• [Part of a data file]
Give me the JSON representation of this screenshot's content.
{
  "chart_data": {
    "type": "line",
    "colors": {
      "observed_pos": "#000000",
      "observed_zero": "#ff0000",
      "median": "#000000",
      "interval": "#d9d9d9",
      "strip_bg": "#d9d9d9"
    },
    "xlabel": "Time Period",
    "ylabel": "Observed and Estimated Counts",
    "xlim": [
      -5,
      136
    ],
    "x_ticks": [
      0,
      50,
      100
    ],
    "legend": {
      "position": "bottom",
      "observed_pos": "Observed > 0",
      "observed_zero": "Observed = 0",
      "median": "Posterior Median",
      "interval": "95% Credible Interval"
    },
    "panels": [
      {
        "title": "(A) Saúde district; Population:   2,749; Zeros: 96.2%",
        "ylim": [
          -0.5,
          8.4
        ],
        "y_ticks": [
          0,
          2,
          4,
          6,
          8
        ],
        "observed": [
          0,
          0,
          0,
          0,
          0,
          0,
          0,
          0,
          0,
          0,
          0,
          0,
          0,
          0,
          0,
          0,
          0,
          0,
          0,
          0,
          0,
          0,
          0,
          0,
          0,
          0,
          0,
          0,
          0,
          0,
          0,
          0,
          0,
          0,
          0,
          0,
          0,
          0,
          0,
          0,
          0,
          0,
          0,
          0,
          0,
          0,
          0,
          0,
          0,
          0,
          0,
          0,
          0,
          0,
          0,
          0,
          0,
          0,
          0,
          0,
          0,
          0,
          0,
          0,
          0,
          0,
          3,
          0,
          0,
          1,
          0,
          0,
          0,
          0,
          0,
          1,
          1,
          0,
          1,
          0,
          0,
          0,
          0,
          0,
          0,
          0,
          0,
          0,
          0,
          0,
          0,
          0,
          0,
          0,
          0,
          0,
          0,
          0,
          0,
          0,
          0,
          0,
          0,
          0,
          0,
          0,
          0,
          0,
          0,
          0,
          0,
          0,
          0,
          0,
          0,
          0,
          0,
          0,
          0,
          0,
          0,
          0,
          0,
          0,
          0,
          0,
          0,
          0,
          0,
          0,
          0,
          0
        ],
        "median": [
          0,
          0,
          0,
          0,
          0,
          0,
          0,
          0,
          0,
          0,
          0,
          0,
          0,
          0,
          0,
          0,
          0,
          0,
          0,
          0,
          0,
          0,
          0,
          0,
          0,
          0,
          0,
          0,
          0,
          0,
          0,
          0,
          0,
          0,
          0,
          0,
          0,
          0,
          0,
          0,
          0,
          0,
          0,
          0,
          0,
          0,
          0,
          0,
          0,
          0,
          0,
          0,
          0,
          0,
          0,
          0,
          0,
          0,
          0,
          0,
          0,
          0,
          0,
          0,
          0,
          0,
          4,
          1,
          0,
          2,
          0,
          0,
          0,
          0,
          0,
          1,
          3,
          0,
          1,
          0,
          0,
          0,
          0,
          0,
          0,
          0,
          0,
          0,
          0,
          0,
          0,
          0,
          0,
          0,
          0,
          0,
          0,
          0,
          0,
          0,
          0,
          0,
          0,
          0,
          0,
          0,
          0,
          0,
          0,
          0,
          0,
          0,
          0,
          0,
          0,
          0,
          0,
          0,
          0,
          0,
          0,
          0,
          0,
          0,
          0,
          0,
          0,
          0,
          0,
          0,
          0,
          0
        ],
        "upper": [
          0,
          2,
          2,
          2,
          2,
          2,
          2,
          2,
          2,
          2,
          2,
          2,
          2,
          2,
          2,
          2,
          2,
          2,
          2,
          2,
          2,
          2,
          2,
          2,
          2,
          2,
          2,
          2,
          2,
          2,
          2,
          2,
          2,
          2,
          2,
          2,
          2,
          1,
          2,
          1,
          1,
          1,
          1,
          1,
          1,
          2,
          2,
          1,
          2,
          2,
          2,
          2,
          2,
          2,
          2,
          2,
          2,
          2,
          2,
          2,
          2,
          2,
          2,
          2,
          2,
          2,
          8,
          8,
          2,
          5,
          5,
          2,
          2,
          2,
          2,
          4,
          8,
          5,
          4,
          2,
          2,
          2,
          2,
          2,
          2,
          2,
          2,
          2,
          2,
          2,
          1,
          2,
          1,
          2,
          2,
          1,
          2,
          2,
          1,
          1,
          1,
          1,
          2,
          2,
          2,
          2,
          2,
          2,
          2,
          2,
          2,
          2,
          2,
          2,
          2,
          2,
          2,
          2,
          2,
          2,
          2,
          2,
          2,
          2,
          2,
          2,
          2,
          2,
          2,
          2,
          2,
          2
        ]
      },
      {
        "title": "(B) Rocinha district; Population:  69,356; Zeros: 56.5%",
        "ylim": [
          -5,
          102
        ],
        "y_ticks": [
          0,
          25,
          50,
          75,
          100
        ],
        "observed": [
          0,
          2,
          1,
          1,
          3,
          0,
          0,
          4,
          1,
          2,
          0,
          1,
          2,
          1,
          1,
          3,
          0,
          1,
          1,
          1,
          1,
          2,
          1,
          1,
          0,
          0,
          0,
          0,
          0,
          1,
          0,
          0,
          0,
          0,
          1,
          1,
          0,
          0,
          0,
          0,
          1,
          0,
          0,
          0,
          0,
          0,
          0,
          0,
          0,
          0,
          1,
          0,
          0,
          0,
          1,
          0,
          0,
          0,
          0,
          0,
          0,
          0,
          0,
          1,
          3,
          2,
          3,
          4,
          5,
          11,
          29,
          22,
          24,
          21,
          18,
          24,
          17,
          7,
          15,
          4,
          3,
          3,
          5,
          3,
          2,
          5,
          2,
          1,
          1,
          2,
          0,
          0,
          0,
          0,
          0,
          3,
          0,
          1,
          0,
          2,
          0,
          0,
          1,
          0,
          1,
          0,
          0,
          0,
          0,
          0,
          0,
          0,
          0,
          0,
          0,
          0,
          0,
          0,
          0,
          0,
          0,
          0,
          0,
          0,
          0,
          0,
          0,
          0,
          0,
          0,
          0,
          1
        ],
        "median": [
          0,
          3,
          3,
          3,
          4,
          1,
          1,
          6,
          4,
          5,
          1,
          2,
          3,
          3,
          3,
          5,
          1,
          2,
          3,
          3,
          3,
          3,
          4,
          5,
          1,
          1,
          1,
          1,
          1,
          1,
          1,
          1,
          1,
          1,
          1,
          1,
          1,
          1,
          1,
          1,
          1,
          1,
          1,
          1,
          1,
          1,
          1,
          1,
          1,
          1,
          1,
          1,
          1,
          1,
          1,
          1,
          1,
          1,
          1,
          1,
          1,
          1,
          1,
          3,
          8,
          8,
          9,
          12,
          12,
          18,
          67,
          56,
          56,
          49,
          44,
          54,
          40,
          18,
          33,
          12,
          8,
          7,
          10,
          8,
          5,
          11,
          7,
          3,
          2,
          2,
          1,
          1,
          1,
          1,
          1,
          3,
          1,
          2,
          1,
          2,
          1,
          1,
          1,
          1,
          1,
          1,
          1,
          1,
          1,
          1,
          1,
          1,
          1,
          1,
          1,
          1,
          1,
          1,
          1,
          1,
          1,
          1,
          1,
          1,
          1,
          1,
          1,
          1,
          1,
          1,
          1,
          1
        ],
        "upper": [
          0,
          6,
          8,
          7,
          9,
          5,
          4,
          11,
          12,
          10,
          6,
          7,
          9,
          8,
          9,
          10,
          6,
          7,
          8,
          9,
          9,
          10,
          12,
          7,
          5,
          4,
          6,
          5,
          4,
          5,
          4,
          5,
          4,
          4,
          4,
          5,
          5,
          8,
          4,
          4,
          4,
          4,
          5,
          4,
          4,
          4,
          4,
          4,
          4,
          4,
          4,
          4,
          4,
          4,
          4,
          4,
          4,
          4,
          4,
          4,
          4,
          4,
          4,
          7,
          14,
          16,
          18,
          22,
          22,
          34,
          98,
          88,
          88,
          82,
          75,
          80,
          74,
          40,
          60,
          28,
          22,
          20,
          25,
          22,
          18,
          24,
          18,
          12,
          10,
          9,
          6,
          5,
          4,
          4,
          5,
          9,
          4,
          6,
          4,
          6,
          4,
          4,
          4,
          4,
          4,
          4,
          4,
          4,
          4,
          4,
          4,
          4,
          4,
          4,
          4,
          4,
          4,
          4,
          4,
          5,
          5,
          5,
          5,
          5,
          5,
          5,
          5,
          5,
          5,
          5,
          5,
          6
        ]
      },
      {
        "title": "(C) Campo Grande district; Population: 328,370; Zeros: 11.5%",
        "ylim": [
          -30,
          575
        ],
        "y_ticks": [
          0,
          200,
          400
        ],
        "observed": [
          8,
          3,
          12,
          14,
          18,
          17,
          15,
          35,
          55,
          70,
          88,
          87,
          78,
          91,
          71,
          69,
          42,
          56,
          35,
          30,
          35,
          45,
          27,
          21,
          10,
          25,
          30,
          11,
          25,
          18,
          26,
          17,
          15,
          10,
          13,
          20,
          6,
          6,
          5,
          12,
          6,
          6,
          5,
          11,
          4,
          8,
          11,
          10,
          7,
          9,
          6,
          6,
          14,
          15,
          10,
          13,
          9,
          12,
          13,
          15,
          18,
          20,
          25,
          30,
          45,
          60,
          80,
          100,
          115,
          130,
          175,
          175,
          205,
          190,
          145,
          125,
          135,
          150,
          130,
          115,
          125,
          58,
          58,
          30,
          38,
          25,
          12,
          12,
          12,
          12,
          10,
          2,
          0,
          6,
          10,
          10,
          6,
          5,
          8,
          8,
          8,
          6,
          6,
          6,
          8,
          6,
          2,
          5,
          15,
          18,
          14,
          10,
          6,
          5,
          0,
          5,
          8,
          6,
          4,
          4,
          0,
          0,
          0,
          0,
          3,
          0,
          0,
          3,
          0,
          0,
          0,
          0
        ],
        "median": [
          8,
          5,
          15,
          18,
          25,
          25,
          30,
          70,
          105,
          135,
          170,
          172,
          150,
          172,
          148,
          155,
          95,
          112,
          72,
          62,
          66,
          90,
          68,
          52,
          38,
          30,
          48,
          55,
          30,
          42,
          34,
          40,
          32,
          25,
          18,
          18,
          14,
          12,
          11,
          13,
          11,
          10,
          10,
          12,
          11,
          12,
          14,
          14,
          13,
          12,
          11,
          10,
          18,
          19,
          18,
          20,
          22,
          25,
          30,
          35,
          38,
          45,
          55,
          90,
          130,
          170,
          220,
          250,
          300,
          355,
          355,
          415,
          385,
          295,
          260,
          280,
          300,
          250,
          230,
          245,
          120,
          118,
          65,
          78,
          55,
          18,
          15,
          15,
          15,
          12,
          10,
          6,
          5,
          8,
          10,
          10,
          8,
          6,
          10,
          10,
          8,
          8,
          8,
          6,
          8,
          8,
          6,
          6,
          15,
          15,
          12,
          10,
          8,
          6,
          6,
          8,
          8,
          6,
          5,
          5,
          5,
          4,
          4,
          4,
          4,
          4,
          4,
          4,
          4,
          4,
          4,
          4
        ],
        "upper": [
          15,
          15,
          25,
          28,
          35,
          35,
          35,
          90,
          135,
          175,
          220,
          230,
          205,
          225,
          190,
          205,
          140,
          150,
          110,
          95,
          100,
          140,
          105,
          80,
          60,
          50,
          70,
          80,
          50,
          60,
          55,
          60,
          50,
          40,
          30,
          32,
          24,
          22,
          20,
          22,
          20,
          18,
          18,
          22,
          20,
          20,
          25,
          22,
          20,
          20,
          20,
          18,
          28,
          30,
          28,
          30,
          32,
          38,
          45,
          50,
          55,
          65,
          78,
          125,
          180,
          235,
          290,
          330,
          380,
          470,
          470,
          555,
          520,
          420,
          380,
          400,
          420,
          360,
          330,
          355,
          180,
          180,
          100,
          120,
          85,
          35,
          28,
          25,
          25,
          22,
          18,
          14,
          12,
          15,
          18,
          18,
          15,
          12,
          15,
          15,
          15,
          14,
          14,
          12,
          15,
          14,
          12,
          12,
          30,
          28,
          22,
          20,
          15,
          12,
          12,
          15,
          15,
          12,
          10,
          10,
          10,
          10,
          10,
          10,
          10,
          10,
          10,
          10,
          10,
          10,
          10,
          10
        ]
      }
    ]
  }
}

• [EXERCISE] Show all lines from the data above in which the word "interval" appears.

• [SOLUTION TO THIS PROBLEM]
      "interval": "#d9d9d9",
      "interval": "95% Credible Interval"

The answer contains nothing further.